AIM
Without the images, write out the whole listing exactly.

(Recorded data)
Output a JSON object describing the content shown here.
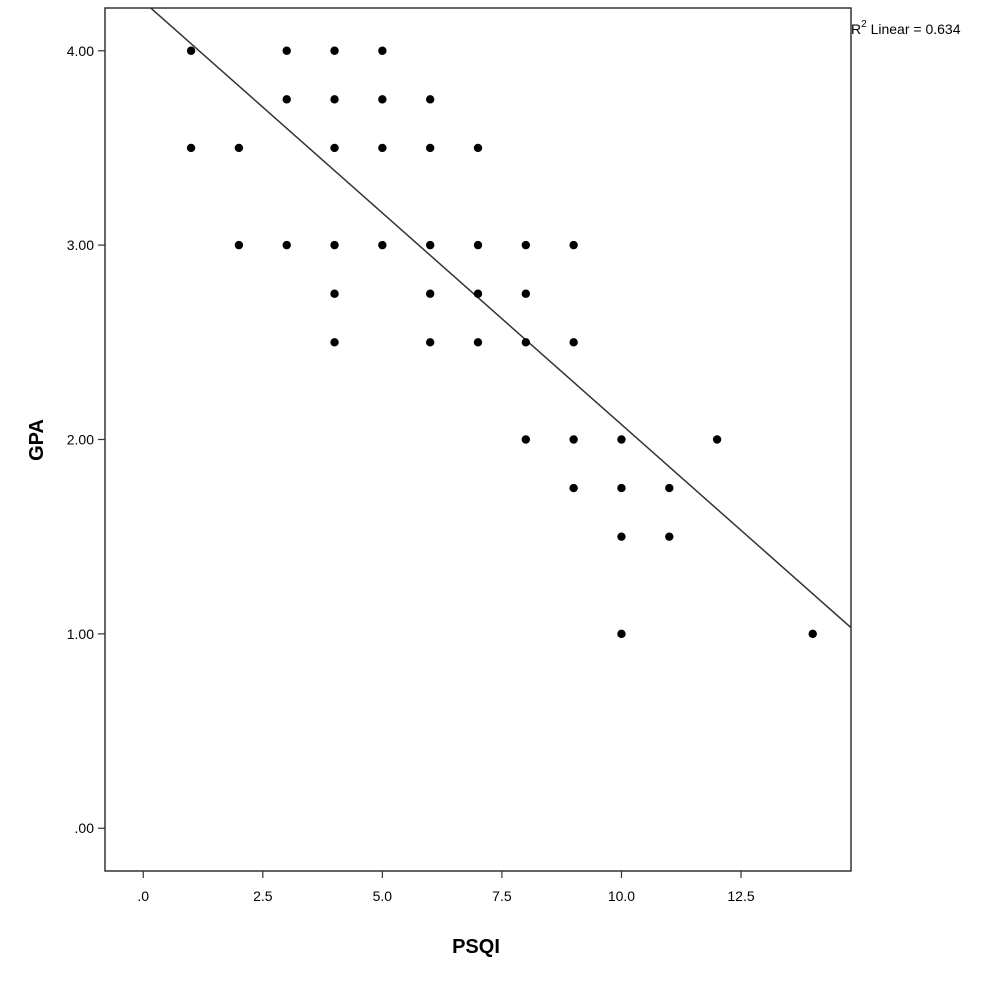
{
  "chart_data": {
    "type": "scatter",
    "xlabel": "PSQI",
    "ylabel": "GPA",
    "xlim": [
      -0.8,
      14.8
    ],
    "ylim": [
      -0.22,
      4.22
    ],
    "x_ticks": [
      0,
      2.5,
      5.0,
      7.5,
      10.0,
      12.5
    ],
    "x_tick_labels": [
      ".0",
      "2.5",
      "5.0",
      "7.5",
      "10.0",
      "12.5"
    ],
    "y_ticks": [
      0,
      1,
      2,
      3,
      4
    ],
    "y_tick_labels": [
      ".00",
      "1.00",
      "2.00",
      "3.00",
      "4.00"
    ],
    "grid": false,
    "points": [
      {
        "x": 1,
        "y": 4.0
      },
      {
        "x": 1,
        "y": 3.5
      },
      {
        "x": 2,
        "y": 3.5
      },
      {
        "x": 2,
        "y": 3.0
      },
      {
        "x": 3,
        "y": 4.0
      },
      {
        "x": 3,
        "y": 3.75
      },
      {
        "x": 3,
        "y": 3.0
      },
      {
        "x": 4,
        "y": 4.0
      },
      {
        "x": 4,
        "y": 3.75
      },
      {
        "x": 4,
        "y": 3.5
      },
      {
        "x": 4,
        "y": 3.0
      },
      {
        "x": 4,
        "y": 2.75
      },
      {
        "x": 4,
        "y": 2.5
      },
      {
        "x": 5,
        "y": 4.0
      },
      {
        "x": 5,
        "y": 3.75
      },
      {
        "x": 5,
        "y": 3.5
      },
      {
        "x": 5,
        "y": 3.0
      },
      {
        "x": 6,
        "y": 3.75
      },
      {
        "x": 6,
        "y": 3.5
      },
      {
        "x": 6,
        "y": 3.0
      },
      {
        "x": 6,
        "y": 2.75
      },
      {
        "x": 6,
        "y": 2.5
      },
      {
        "x": 7,
        "y": 3.5
      },
      {
        "x": 7,
        "y": 3.0
      },
      {
        "x": 7,
        "y": 2.75
      },
      {
        "x": 7,
        "y": 2.5
      },
      {
        "x": 8,
        "y": 3.0
      },
      {
        "x": 8,
        "y": 2.75
      },
      {
        "x": 8,
        "y": 2.5
      },
      {
        "x": 8,
        "y": 2.0
      },
      {
        "x": 9,
        "y": 3.0
      },
      {
        "x": 9,
        "y": 2.5
      },
      {
        "x": 9,
        "y": 2.0
      },
      {
        "x": 9,
        "y": 1.75
      },
      {
        "x": 10,
        "y": 2.0
      },
      {
        "x": 10,
        "y": 1.75
      },
      {
        "x": 10,
        "y": 1.5
      },
      {
        "x": 10,
        "y": 1.0
      },
      {
        "x": 11,
        "y": 1.75
      },
      {
        "x": 11,
        "y": 1.5
      },
      {
        "x": 12,
        "y": 2.0
      },
      {
        "x": 14,
        "y": 1.0
      }
    ],
    "fit_line": {
      "type": "linear",
      "intercept": 4.254,
      "slope": -0.2177,
      "r2": 0.634
    },
    "annotation": {
      "r_label": "R",
      "superscript": "2",
      "text": " Linear = 0.634"
    },
    "colors": {
      "points": "#000000",
      "line": "#333333",
      "frame": "#333333"
    }
  }
}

COMPLETED TASK
Output a JSON object describing the content shown here.
{
  "chart_data": {
    "type": "scatter",
    "xlabel": "PSQI",
    "ylabel": "GPA",
    "xlim": [
      -0.8,
      14.8
    ],
    "ylim": [
      -0.22,
      4.22
    ],
    "x_ticks": [
      0,
      2.5,
      5.0,
      7.5,
      10.0,
      12.5
    ],
    "x_tick_labels": [
      ".0",
      "2.5",
      "5.0",
      "7.5",
      "10.0",
      "12.5"
    ],
    "y_ticks": [
      0,
      1,
      2,
      3,
      4
    ],
    "y_tick_labels": [
      ".00",
      "1.00",
      "2.00",
      "3.00",
      "4.00"
    ],
    "grid": false,
    "points": [
      {
        "x": 1,
        "y": 4.0
      },
      {
        "x": 1,
        "y": 3.5
      },
      {
        "x": 2,
        "y": 3.5
      },
      {
        "x": 2,
        "y": 3.0
      },
      {
        "x": 3,
        "y": 4.0
      },
      {
        "x": 3,
        "y": 3.75
      },
      {
        "x": 3,
        "y": 3.0
      },
      {
        "x": 4,
        "y": 4.0
      },
      {
        "x": 4,
        "y": 3.75
      },
      {
        "x": 4,
        "y": 3.5
      },
      {
        "x": 4,
        "y": 3.0
      },
      {
        "x": 4,
        "y": 2.75
      },
      {
        "x": 4,
        "y": 2.5
      },
      {
        "x": 5,
        "y": 4.0
      },
      {
        "x": 5,
        "y": 3.75
      },
      {
        "x": 5,
        "y": 3.5
      },
      {
        "x": 5,
        "y": 3.0
      },
      {
        "x": 6,
        "y": 3.75
      },
      {
        "x": 6,
        "y": 3.5
      },
      {
        "x": 6,
        "y": 3.0
      },
      {
        "x": 6,
        "y": 2.75
      },
      {
        "x": 6,
        "y": 2.5
      },
      {
        "x": 7,
        "y": 3.5
      },
      {
        "x": 7,
        "y": 3.0
      },
      {
        "x": 7,
        "y": 2.75
      },
      {
        "x": 7,
        "y": 2.5
      },
      {
        "x": 8,
        "y": 3.0
      },
      {
        "x": 8,
        "y": 2.75
      },
      {
        "x": 8,
        "y": 2.5
      },
      {
        "x": 8,
        "y": 2.0
      },
      {
        "x": 9,
        "y": 3.0
      },
      {
        "x": 9,
        "y": 2.5
      },
      {
        "x": 9,
        "y": 2.0
      },
      {
        "x": 9,
        "y": 1.75
      },
      {
        "x": 10,
        "y": 2.0
      },
      {
        "x": 10,
        "y": 1.75
      },
      {
        "x": 10,
        "y": 1.5
      },
      {
        "x": 10,
        "y": 1.0
      },
      {
        "x": 11,
        "y": 1.75
      },
      {
        "x": 11,
        "y": 1.5
      },
      {
        "x": 12,
        "y": 2.0
      },
      {
        "x": 14,
        "y": 1.0
      }
    ],
    "fit_line": {
      "type": "linear",
      "intercept": 4.254,
      "slope": -0.2177,
      "r2": 0.634
    },
    "annotation": {
      "r_label": "R",
      "superscript": "2",
      "text": " Linear = 0.634"
    },
    "colors": {
      "points": "#000000",
      "line": "#333333",
      "frame": "#333333"
    }
  }
}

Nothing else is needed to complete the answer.